All records are to be retyped faithfully and completely.

=======

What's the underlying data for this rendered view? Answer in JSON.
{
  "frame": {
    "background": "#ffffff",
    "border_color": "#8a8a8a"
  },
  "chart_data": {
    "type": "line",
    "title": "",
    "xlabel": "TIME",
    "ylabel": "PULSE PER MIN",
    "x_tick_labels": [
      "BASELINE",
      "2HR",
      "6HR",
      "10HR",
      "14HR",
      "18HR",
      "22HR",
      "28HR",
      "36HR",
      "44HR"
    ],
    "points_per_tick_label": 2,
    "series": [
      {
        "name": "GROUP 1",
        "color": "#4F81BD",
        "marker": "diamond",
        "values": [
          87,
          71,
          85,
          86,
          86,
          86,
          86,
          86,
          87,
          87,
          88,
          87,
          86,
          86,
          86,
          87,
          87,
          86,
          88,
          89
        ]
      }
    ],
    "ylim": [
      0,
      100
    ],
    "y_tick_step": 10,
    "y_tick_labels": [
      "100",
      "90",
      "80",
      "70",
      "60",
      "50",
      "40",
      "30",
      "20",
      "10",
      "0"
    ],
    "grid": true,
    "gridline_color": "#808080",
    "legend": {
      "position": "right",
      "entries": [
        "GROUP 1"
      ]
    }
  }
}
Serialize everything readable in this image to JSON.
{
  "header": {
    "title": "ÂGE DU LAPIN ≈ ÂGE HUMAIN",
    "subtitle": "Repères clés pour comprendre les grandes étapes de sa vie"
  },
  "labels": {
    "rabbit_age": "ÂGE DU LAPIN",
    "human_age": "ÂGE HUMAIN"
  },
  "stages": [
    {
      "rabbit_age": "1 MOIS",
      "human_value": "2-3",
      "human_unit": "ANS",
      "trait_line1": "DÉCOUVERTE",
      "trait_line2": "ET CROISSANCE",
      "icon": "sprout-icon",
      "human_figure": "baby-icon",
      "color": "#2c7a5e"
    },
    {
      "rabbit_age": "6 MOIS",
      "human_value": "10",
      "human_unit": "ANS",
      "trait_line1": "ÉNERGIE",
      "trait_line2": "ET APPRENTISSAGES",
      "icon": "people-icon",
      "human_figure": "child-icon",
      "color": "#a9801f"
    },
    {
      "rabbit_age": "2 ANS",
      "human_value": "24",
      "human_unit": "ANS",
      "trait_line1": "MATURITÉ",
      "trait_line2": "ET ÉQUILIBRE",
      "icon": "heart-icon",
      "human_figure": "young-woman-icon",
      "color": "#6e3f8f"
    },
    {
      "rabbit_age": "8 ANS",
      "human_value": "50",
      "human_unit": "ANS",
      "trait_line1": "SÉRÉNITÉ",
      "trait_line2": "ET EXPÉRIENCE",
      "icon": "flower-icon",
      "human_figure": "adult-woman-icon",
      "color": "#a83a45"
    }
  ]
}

=======

[Response]
What's the underlying data for this rendered view? Answer in JSON.
{
  "frame": {
    "background": "#ffffff",
    "border_color": "#8a8a8a"
  },
  "chart_data": {
    "type": "line",
    "title": "",
    "xlabel": "TIME",
    "ylabel": "PULSE PER MIN",
    "x_tick_labels": [
      "BASELINE",
      "2HR",
      "6HR",
      "10HR",
      "14HR",
      "18HR",
      "22HR",
      "28HR",
      "36HR",
      "44HR"
    ],
    "points_per_tick_label": 2,
    "series": [
      {
        "name": "GROUP 1",
        "color": "#4F81BD",
        "marker": "diamond",
        "values": [
          87,
          71,
          85,
          86,
          86,
          86,
          86,
          86,
          87,
          87,
          88,
          87,
          86,
          86,
          86,
          87,
          87,
          86,
          88,
          89
        ]
      }
    ],
    "ylim": [
      0,
      100
    ],
    "y_tick_step": 10,
    "y_tick_labels": [
      "100",
      "90",
      "80",
      "70",
      "60",
      "50",
      "40",
      "30",
      "20",
      "10",
      "0"
    ],
    "grid": true,
    "gridline_color": "#808080",
    "legend": {
      "position": "right",
      "entries": [
        "GROUP 1"
      ]
    }
  }
}
Serialize everything readable in this image to JSON.
{
  "header": {
    "title": "ÂGE DU LAPIN ≈ ÂGE HUMAIN",
    "subtitle": "Repères clés pour comprendre les grandes étapes de sa vie"
  },
  "labels": {
    "rabbit_age": "ÂGE DU LAPIN",
    "human_age": "ÂGE HUMAIN"
  },
  "stages": [
    {
      "rabbit_age": "1 MOIS",
      "human_value": "2-3",
      "human_unit": "ANS",
      "trait_line1": "DÉCOUVERTE",
      "trait_line2": "ET CROISSANCE",
      "icon": "sprout-icon",
      "human_figure": "baby-icon",
      "color": "#2c7a5e"
    },
    {
      "rabbit_age": "6 MOIS",
      "human_value": "10",
      "human_unit": "ANS",
      "trait_line1": "ÉNERGIE",
      "trait_line2": "ET APPRENTISSAGES",
      "icon": "people-icon",
      "human_figure": "child-icon",
      "color": "#a9801f"
    },
    {
      "rabbit_age": "2 ANS",
      "human_value": "24",
      "human_unit": "ANS",
      "trait_line1": "MATURITÉ",
      "trait_line2": "ET ÉQUILIBRE",
      "icon": "heart-icon",
      "human_figure": "young-woman-icon",
      "color": "#6e3f8f"
    },
    {
      "rabbit_age": "8 ANS",
      "human_value": "50",
      "human_unit": "ANS",
      "trait_line1": "SÉRÉNITÉ",
      "trait_line2": "ET EXPÉRIENCE",
      "icon": "flower-icon",
      "human_figure": "adult-woman-icon",
      "color": "#a83a45"
    }
  ]
}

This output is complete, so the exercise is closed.